Quote the whole listing word for word, please.
═══ Material provided
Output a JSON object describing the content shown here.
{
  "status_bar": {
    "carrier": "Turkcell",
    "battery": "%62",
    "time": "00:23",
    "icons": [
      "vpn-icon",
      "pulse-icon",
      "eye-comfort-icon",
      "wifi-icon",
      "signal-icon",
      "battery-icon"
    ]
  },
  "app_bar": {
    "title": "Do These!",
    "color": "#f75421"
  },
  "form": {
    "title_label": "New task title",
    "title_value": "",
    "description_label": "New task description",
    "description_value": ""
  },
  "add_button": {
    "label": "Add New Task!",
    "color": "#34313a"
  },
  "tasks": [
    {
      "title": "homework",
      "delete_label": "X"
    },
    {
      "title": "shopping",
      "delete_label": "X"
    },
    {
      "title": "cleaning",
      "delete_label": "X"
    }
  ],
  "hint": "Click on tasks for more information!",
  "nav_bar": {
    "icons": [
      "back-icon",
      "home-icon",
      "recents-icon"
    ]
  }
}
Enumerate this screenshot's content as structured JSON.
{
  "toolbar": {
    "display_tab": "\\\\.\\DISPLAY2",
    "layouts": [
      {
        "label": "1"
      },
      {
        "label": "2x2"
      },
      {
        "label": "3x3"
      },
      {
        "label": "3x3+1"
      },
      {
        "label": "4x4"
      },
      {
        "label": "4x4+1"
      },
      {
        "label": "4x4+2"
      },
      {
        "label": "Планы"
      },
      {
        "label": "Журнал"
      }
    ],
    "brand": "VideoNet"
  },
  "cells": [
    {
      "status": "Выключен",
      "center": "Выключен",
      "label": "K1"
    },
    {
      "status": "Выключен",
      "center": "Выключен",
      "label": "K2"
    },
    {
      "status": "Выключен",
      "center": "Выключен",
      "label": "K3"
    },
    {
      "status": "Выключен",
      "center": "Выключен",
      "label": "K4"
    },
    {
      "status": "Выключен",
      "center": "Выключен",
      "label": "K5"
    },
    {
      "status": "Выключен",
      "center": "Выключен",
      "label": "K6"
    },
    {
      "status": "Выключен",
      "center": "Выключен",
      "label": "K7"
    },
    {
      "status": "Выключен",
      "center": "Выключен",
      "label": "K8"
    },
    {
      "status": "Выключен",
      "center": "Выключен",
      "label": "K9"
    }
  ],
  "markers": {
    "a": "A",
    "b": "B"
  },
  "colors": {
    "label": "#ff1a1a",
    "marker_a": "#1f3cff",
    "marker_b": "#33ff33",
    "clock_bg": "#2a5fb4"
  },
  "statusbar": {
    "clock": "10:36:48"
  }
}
══════
_The result:_
Output a JSON object describing the content shown here.
{
  "status_bar": {
    "carrier": "Turkcell",
    "battery": "%62",
    "time": "00:23",
    "icons": [
      "vpn-icon",
      "pulse-icon",
      "eye-comfort-icon",
      "wifi-icon",
      "signal-icon",
      "battery-icon"
    ]
  },
  "app_bar": {
    "title": "Do These!",
    "color": "#f75421"
  },
  "form": {
    "title_label": "New task title",
    "title_value": "",
    "description_label": "New task description",
    "description_value": ""
  },
  "add_button": {
    "label": "Add New Task!",
    "color": "#34313a"
  },
  "tasks": [
    {
      "title": "homework",
      "delete_label": "X"
    },
    {
      "title": "shopping",
      "delete_label": "X"
    },
    {
      "title": "cleaning",
      "delete_label": "X"
    }
  ],
  "hint": "Click on tasks for more information!",
  "nav_bar": {
    "icons": [
      "back-icon",
      "home-icon",
      "recents-icon"
    ]
  }
}
Enumerate this screenshot's content as structured JSON.
{
  "toolbar": {
    "display_tab": "\\\\.\\DISPLAY2",
    "layouts": [
      {
        "label": "1"
      },
      {
        "label": "2x2"
      },
      {
        "label": "3x3"
      },
      {
        "label": "3x3+1"
      },
      {
        "label": "4x4"
      },
      {
        "label": "4x4+1"
      },
      {
        "label": "4x4+2"
      },
      {
        "label": "Планы"
      },
      {
        "label": "Журнал"
      }
    ],
    "brand": "VideoNet"
  },
  "cells": [
    {
      "status": "Выключен",
      "center": "Выключен",
      "label": "K1"
    },
    {
      "status": "Выключен",
      "center": "Выключен",
      "label": "K2"
    },
    {
      "status": "Выключен",
      "center": "Выключен",
      "label": "K3"
    },
    {
      "status": "Выключен",
      "center": "Выключен",
      "label": "K4"
    },
    {
      "status": "Выключен",
      "center": "Выключен",
      "label": "K5"
    },
    {
      "status": "Выключен",
      "center": "Выключен",
      "label": "K6"
    },
    {
      "status": "Выключен",
      "center": "Выключен",
      "label": "K7"
    },
    {
      "status": "Выключен",
      "center": "Выключен",
      "label": "K8"
    },
    {
      "status": "Выключен",
      "center": "Выключен",
      "label": "K9"
    }
  ],
  "markers": {
    "a": "A",
    "b": "B"
  },
  "colors": {
    "label": "#ff1a1a",
    "marker_a": "#1f3cff",
    "marker_b": "#33ff33",
    "clock_bg": "#2a5fb4"
  },
  "statusbar": {
    "clock": "10:36:48"
  }
}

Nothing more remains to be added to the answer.